◆ SUPPLIED DATA

┄┄┄┄┄┄┄┄┄┄

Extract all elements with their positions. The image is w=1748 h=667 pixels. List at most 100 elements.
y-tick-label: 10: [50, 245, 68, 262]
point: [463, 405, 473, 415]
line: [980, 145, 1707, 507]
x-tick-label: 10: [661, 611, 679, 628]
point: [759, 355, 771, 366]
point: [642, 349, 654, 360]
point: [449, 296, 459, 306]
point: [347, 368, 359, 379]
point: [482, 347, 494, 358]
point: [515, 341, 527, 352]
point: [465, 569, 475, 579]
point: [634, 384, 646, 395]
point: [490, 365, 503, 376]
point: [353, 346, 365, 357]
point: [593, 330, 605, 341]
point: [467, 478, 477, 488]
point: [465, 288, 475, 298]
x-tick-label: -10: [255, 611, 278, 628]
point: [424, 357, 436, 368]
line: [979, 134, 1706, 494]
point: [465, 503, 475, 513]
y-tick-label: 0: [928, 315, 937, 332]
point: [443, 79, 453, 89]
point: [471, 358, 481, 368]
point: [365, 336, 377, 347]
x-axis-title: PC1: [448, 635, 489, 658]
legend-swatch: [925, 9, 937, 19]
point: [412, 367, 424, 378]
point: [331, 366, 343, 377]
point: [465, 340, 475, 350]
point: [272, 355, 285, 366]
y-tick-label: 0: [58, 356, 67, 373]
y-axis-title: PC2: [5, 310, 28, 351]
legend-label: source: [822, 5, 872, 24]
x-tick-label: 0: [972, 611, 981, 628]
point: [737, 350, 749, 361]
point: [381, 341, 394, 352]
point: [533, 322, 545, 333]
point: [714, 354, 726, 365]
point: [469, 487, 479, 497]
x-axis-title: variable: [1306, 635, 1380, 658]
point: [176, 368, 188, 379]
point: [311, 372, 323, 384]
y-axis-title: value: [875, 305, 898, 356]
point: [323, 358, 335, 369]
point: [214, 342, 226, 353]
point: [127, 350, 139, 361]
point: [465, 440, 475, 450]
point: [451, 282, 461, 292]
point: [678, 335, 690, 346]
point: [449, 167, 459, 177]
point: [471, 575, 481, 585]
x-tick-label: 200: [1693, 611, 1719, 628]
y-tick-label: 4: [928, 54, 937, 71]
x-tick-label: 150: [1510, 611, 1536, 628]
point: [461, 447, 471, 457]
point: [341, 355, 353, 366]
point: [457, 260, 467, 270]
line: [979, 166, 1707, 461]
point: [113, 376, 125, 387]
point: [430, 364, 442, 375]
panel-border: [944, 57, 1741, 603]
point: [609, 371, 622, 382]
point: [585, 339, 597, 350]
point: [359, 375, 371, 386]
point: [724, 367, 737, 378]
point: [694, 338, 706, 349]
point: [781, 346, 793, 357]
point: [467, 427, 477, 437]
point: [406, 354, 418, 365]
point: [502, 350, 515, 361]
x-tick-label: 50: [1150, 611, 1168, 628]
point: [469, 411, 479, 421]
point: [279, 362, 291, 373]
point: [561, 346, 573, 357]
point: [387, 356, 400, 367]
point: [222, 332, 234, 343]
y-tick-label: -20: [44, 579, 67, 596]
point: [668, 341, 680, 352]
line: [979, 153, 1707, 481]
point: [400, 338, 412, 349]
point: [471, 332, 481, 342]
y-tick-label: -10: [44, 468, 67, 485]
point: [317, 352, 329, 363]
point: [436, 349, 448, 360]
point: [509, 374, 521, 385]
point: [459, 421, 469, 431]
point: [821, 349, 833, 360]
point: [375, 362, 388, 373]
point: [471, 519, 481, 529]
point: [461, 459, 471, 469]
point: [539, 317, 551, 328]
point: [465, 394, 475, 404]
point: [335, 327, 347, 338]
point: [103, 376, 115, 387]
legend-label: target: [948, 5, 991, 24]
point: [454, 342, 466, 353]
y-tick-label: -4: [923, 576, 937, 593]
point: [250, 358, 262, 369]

┄┄┄┄┄┄┄┄┄┄

◆ PROBLEM TO SOLVE
Reproduce the records above line for line, without changing a single character or the order of the lines.

◆ PROBLEM SOLUTION
Extract all elements with their positions. The image is w=1748 h=667 pixels. List at most 100 elements.
y-tick-label: 10: [50, 245, 68, 262]
point: [463, 405, 473, 415]
line: [980, 145, 1707, 507]
x-tick-label: 10: [661, 611, 679, 628]
point: [759, 355, 771, 366]
point: [642, 349, 654, 360]
point: [449, 296, 459, 306]
point: [347, 368, 359, 379]
point: [482, 347, 494, 358]
point: [515, 341, 527, 352]
point: [465, 569, 475, 579]
point: [634, 384, 646, 395]
point: [490, 365, 503, 376]
point: [353, 346, 365, 357]
point: [593, 330, 605, 341]
point: [467, 478, 477, 488]
point: [465, 288, 475, 298]
x-tick-label: -10: [255, 611, 278, 628]
point: [424, 357, 436, 368]
line: [979, 134, 1706, 494]
point: [465, 503, 475, 513]
y-tick-label: 0: [928, 315, 937, 332]
point: [443, 79, 453, 89]
point: [471, 358, 481, 368]
point: [365, 336, 377, 347]
x-axis-title: PC1: [448, 635, 489, 658]
legend-swatch: [925, 9, 937, 19]
point: [412, 367, 424, 378]
point: [331, 366, 343, 377]
point: [465, 340, 475, 350]
point: [272, 355, 285, 366]
y-tick-label: 0: [58, 356, 67, 373]
y-axis-title: PC2: [5, 310, 28, 351]
legend-label: source: [822, 5, 872, 24]
x-tick-label: 0: [972, 611, 981, 628]
point: [737, 350, 749, 361]
point: [381, 341, 394, 352]
point: [533, 322, 545, 333]
point: [714, 354, 726, 365]
point: [469, 487, 479, 497]
x-axis-title: variable: [1306, 635, 1380, 658]
point: [176, 368, 188, 379]
point: [311, 372, 323, 384]
y-axis-title: value: [875, 305, 898, 356]
point: [323, 358, 335, 369]
point: [214, 342, 226, 353]
point: [127, 350, 139, 361]
point: [465, 440, 475, 450]
point: [451, 282, 461, 292]
point: [678, 335, 690, 346]
point: [449, 167, 459, 177]
point: [471, 575, 481, 585]
x-tick-label: 200: [1693, 611, 1719, 628]
y-tick-label: 4: [928, 54, 937, 71]
x-tick-label: 150: [1510, 611, 1536, 628]
point: [461, 447, 471, 457]
point: [341, 355, 353, 366]
point: [457, 260, 467, 270]
line: [979, 166, 1707, 461]
point: [113, 376, 125, 387]
point: [430, 364, 442, 375]
panel-border: [944, 57, 1741, 603]
point: [609, 371, 622, 382]
point: [585, 339, 597, 350]
point: [359, 375, 371, 386]
point: [724, 367, 737, 378]
point: [694, 338, 706, 349]
point: [781, 346, 793, 357]
point: [467, 427, 477, 437]
point: [406, 354, 418, 365]
point: [502, 350, 515, 361]
x-tick-label: 50: [1150, 611, 1168, 628]
point: [469, 411, 479, 421]
point: [279, 362, 291, 373]
point: [561, 346, 573, 357]
point: [387, 356, 400, 367]
point: [222, 332, 234, 343]
y-tick-label: -20: [44, 579, 67, 596]
point: [668, 341, 680, 352]
line: [979, 153, 1707, 481]
point: [400, 338, 412, 349]
point: [471, 332, 481, 342]
y-tick-label: -10: [44, 468, 67, 485]
point: [317, 352, 329, 363]
point: [436, 349, 448, 360]
point: [509, 374, 521, 385]
point: [459, 421, 469, 431]
point: [821, 349, 833, 360]
point: [375, 362, 388, 373]
point: [471, 519, 481, 529]
point: [461, 459, 471, 469]
point: [539, 317, 551, 328]
point: [465, 394, 475, 404]
point: [335, 327, 347, 338]
point: [103, 376, 115, 387]
legend-label: target: [948, 5, 991, 24]
point: [454, 342, 466, 353]
y-tick-label: -4: [923, 576, 937, 593]
point: [250, 358, 262, 369]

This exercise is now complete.